[Some records]
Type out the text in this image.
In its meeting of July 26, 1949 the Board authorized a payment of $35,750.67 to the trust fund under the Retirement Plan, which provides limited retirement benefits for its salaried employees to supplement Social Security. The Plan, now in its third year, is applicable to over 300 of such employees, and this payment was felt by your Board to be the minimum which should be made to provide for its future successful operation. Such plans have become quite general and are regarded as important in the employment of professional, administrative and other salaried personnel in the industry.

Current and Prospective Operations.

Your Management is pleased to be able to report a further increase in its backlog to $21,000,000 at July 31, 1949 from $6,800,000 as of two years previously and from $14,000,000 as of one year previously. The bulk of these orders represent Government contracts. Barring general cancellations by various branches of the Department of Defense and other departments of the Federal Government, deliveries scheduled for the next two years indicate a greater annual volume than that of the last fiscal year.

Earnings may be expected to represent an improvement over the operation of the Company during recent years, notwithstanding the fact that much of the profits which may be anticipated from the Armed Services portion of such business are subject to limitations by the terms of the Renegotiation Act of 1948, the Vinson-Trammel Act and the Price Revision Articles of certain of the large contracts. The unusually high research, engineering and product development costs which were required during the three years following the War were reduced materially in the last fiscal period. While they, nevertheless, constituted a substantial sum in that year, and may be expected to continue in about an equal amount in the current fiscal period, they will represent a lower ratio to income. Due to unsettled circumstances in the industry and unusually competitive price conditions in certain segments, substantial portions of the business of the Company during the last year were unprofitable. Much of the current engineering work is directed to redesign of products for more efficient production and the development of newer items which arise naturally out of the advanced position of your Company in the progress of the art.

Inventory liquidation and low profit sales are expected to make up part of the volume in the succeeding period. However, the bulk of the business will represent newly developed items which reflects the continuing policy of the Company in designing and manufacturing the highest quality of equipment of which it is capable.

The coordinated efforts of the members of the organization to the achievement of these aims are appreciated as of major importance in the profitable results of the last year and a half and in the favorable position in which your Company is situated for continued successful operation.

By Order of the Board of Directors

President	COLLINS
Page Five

[Instructions to follow] Please repeat all the records above exactly as they appear.

[Solved problem]
Type out the text in this image.
In its meeting of July 26, 1949 the Board authorized a payment of $35,750.67 to the trust fund under the Retirement Plan, which provides limited retirement benefits for its salaried employees to supplement Social Security. The Plan, now in its third year, is applicable to over 300 of such employees, and this payment was felt by your Board to be the minimum which should be made to provide for its future successful operation. Such plans have become quite general and are regarded as important in the employment of professional, administrative and other salaried personnel in the industry.

Current and Prospective Operations.

Your Management is pleased to be able to report a further increase in its backlog to $21,000,000 at July 31, 1949 from $6,800,000 as of two years previously and from $14,000,000 as of one year previously. The bulk of these orders represent Government contracts. Barring general cancellations by various branches of the Department of Defense and other departments of the Federal Government, deliveries scheduled for the next two years indicate a greater annual volume than that of the last fiscal year.

Earnings may be expected to represent an improvement over the operation of the Company during recent years, notwithstanding the fact that much of the profits which may be anticipated from the Armed Services portion of such business are subject to limitations by the terms of the Renegotiation Act of 1948, the Vinson-Trammel Act and the Price Revision Articles of certain of the large contracts. The unusually high research, engineering and product development costs which were required during the three years following the War were reduced materially in the last fiscal period. While they, nevertheless, constituted a substantial sum in that year, and may be expected to continue in about an equal amount in the current fiscal period, they will represent a lower ratio to income. Due to unsettled circumstances in the industry and unusually competitive price conditions in certain segments, substantial portions of the business of the Company during the last year were unprofitable. Much of the current engineering work is directed to redesign of products for more efficient production and the development of newer items which arise naturally out of the advanced position of your Company in the progress of the art.

Inventory liquidation and low profit sales are expected to make up part of the volume in the succeeding period. However, the bulk of the business will represent newly developed items which reflects the continuing policy of the Company in designing and manufacturing the highest quality of equipment of which it is capable.

The coordinated efforts of the members of the organization to the achievement of these aims are appreciated as of major importance in the profitable results of the last year and a half and in the favorable position in which your Company is situated for continued successful operation.

By Order of the Board of Directors

President	COLLINS
Page Five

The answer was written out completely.